**What you should do**
The answer is one number: how many lines hold the string "join".

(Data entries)
╔══

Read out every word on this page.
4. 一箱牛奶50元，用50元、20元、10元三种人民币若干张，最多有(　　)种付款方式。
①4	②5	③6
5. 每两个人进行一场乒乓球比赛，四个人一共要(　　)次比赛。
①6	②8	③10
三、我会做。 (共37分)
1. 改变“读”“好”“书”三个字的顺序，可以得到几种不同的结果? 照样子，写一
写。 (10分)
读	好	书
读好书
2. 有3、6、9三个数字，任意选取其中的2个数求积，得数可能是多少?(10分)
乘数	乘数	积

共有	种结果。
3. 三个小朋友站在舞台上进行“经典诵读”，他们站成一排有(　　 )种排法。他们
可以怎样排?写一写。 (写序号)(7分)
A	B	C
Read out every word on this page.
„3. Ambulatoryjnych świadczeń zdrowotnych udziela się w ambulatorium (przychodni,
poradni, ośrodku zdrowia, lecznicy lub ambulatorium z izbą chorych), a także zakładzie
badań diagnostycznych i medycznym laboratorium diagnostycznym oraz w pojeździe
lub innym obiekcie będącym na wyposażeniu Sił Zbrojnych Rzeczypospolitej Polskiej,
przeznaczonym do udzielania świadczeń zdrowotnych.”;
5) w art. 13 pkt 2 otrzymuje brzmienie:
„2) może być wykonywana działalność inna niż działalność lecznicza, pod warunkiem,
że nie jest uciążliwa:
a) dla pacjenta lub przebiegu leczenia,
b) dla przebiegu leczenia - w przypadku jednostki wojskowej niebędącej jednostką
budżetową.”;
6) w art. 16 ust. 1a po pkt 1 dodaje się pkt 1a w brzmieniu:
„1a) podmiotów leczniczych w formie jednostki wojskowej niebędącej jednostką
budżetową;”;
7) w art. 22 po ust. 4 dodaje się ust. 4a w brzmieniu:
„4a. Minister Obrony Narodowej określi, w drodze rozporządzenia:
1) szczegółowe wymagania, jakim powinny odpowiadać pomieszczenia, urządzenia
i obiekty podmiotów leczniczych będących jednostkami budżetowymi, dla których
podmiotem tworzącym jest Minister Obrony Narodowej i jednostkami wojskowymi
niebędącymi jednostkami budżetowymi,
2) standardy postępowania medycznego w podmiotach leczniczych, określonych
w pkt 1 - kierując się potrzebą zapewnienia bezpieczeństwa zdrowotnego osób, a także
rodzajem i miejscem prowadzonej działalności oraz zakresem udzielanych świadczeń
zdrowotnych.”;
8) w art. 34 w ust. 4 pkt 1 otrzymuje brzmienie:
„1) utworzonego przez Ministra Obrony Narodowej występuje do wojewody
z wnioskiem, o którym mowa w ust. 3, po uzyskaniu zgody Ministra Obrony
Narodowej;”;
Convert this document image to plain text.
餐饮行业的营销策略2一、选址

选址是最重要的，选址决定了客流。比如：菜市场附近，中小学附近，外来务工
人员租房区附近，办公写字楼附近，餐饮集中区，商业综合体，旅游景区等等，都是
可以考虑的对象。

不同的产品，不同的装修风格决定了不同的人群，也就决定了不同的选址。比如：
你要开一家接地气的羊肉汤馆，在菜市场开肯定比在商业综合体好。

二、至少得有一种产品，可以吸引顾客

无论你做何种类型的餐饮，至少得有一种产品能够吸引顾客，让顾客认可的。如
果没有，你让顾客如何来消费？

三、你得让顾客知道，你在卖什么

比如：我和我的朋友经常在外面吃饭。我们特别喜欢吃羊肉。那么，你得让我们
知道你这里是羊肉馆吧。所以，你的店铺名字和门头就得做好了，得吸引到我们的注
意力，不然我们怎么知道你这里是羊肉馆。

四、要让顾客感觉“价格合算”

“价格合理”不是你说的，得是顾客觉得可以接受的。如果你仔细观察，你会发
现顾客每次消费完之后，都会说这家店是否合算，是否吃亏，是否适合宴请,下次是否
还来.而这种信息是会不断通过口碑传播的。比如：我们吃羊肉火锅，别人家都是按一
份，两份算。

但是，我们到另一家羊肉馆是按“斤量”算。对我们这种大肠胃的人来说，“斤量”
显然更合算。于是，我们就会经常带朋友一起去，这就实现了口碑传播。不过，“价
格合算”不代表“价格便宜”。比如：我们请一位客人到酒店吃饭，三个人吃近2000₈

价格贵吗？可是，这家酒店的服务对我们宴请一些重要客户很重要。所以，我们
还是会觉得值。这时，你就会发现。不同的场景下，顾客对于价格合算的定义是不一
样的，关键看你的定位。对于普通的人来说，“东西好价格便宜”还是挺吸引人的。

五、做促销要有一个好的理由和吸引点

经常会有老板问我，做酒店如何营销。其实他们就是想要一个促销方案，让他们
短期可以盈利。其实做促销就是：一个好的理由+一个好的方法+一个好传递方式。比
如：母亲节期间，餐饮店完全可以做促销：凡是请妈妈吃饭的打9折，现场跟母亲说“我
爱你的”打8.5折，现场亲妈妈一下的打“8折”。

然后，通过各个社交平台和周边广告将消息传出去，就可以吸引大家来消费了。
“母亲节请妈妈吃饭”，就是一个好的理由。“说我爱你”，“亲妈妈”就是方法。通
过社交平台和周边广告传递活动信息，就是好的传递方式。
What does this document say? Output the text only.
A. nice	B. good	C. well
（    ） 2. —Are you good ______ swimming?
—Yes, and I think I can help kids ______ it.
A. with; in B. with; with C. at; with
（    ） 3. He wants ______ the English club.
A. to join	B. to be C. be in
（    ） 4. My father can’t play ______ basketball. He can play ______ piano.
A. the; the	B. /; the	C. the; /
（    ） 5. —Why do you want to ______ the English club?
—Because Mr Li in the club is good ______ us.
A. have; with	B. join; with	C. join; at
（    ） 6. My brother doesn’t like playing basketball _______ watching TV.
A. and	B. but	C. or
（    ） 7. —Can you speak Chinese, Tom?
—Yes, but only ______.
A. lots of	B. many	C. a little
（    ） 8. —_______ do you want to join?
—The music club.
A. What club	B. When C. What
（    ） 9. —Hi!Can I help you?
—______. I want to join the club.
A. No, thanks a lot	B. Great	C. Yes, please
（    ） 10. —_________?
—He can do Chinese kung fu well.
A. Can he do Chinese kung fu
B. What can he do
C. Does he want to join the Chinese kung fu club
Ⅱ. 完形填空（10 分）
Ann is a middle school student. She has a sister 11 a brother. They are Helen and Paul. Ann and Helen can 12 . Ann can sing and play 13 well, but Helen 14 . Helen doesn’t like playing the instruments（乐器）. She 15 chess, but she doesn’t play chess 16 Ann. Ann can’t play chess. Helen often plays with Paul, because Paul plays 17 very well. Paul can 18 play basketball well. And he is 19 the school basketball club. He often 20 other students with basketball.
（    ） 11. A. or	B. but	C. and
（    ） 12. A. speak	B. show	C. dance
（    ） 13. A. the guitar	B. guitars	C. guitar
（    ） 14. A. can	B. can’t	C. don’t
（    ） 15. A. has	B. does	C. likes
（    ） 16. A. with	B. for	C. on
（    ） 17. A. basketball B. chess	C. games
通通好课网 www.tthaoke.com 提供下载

╚══

**Finished exercise**
5